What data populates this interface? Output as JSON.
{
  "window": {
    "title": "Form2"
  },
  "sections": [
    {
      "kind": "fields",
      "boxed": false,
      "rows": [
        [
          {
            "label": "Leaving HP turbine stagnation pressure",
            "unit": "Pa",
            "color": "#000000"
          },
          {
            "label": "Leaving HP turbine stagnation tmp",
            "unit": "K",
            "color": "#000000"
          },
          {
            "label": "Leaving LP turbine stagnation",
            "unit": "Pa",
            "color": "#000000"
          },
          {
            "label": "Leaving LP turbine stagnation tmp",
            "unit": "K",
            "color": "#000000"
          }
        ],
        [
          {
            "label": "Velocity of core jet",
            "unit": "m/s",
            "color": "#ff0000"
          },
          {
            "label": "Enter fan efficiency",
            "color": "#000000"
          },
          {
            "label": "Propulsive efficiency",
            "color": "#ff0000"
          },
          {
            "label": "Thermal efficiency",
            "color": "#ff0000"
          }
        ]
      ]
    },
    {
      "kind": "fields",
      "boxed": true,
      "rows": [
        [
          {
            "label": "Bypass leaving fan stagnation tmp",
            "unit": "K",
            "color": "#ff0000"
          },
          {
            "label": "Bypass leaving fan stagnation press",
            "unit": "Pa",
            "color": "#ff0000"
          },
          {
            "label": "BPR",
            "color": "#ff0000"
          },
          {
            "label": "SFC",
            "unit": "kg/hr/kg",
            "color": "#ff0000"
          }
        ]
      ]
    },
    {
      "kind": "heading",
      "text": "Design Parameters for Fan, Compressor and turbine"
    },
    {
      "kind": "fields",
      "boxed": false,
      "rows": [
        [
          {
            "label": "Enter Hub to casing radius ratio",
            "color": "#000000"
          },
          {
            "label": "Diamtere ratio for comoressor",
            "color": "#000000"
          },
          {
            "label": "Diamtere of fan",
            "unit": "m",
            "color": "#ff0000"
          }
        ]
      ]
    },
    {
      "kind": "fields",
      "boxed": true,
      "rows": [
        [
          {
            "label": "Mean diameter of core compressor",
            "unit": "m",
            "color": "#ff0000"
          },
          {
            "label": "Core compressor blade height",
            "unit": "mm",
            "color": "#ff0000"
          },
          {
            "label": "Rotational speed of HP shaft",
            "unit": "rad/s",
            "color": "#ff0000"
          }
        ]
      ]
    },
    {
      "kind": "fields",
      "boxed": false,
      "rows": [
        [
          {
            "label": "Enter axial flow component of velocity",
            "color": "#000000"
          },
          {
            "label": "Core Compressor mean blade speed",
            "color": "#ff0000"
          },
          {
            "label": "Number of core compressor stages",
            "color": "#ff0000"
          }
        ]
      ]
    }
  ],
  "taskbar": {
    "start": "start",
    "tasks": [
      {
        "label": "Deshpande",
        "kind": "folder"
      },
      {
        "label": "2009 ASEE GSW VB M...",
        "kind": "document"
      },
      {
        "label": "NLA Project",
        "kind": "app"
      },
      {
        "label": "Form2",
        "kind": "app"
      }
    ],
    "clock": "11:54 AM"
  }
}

━━━━━━━━━━━━━━━━━━━━━━━━━━━━━━

#### [Direction]
Every line of the material must be returned exactly as it appears.

#### [Solution to the exercise]
What data populates this interface? Output as JSON.
{
  "window": {
    "title": "Form2"
  },
  "sections": [
    {
      "kind": "fields",
      "boxed": false,
      "rows": [
        [
          {
            "label": "Leaving HP turbine stagnation pressure",
            "unit": "Pa",
            "color": "#000000"
          },
          {
            "label": "Leaving HP turbine stagnation tmp",
            "unit": "K",
            "color": "#000000"
          },
          {
            "label": "Leaving LP turbine stagnation",
            "unit": "Pa",
            "color": "#000000"
          },
          {
            "label": "Leaving LP turbine stagnation tmp",
            "unit": "K",
            "color": "#000000"
          }
        ],
        [
          {
            "label": "Velocity of core jet",
            "unit": "m/s",
            "color": "#ff0000"
          },
          {
            "label": "Enter fan efficiency",
            "color": "#000000"
          },
          {
            "label": "Propulsive efficiency",
            "color": "#ff0000"
          },
          {
            "label": "Thermal efficiency",
            "color": "#ff0000"
          }
        ]
      ]
    },
    {
      "kind": "fields",
      "boxed": true,
      "rows": [
        [
          {
            "label": "Bypass leaving fan stagnation tmp",
            "unit": "K",
            "color": "#ff0000"
          },
          {
            "label": "Bypass leaving fan stagnation press",
            "unit": "Pa",
            "color": "#ff0000"
          },
          {
            "label": "BPR",
            "color": "#ff0000"
          },
          {
            "label": "SFC",
            "unit": "kg/hr/kg",
            "color": "#ff0000"
          }
        ]
      ]
    },
    {
      "kind": "heading",
      "text": "Design Parameters for Fan, Compressor and turbine"
    },
    {
      "kind": "fields",
      "boxed": false,
      "rows": [
        [
          {
            "label": "Enter Hub to casing radius ratio",
            "color": "#000000"
          },
          {
            "label": "Diamtere ratio for comoressor",
            "color": "#000000"
          },
          {
            "label": "Diamtere of fan",
            "unit": "m",
            "color": "#ff0000"
          }
        ]
      ]
    },
    {
      "kind": "fields",
      "boxed": true,
      "rows": [
        [
          {
            "label": "Mean diameter of core compressor",
            "unit": "m",
            "color": "#ff0000"
          },
          {
            "label": "Core compressor blade height",
            "unit": "mm",
            "color": "#ff0000"
          },
          {
            "label": "Rotational speed of HP shaft",
            "unit": "rad/s",
            "color": "#ff0000"
          }
        ]
      ]
    },
    {
      "kind": "fields",
      "boxed": false,
      "rows": [
        [
          {
            "label": "Enter axial flow component of velocity",
            "color": "#000000"
          },
          {
            "label": "Core Compressor mean blade speed",
            "color": "#ff0000"
          },
          {
            "label": "Number of core compressor stages",
            "color": "#ff0000"
          }
        ]
      ]
    }
  ],
  "taskbar": {
    "start": "start",
    "tasks": [
      {
        "label": "Deshpande",
        "kind": "folder"
      },
      {
        "label": "2009 ASEE GSW VB M...",
        "kind": "document"
      },
      {
        "label": "NLA Project",
        "kind": "app"
      },
      {
        "label": "Form2",
        "kind": "app"
      }
    ],
    "clock": "11:54 AM"
  }
}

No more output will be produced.